▶ **WORK TO BE COMPLETED**:
Filter the entries, keeping every line with the word "label".

▶ **DATA FOR THE TASK**:
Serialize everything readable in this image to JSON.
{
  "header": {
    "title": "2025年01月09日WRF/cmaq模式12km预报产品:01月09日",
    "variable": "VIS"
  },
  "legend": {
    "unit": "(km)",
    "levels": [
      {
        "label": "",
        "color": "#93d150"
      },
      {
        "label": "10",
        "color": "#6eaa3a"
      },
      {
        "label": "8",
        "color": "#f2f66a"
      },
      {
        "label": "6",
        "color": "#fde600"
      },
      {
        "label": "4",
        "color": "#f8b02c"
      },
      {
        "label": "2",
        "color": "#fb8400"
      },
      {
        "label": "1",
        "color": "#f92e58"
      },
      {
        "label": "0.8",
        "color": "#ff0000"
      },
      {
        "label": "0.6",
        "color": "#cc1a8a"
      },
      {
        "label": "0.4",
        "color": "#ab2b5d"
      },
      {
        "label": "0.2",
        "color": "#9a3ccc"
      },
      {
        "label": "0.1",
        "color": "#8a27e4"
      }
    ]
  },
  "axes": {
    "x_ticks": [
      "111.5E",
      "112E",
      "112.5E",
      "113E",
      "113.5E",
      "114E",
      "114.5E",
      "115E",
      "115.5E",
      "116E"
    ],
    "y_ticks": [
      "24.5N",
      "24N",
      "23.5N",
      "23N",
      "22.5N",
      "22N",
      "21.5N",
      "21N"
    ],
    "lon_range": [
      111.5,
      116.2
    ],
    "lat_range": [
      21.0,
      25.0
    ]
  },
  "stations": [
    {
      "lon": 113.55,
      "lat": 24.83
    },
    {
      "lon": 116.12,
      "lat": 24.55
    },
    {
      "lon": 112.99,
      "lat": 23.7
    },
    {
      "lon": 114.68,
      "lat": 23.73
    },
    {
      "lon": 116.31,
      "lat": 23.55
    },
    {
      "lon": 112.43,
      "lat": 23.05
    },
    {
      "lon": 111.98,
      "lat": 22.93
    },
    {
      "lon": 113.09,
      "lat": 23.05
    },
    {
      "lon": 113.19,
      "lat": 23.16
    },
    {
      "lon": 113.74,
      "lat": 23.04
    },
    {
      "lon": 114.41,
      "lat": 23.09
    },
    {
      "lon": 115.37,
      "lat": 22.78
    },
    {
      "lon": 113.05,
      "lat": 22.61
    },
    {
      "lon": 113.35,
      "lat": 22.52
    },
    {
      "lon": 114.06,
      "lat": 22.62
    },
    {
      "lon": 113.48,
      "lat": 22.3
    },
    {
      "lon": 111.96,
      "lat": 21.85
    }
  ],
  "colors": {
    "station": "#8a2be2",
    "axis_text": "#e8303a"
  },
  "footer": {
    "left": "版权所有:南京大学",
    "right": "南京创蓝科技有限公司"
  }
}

▶ **SOLUTION TO THE EXERCISE**:
        "label": "",
        "label": "10",
        "label": "8",
        "label": "6",
        "label": "4",
        "label": "2",
        "label": "1",
        "label": "0.8",
        "label": "0.6",
        "label": "0.4",
        "label": "0.2",
        "label": "0.1",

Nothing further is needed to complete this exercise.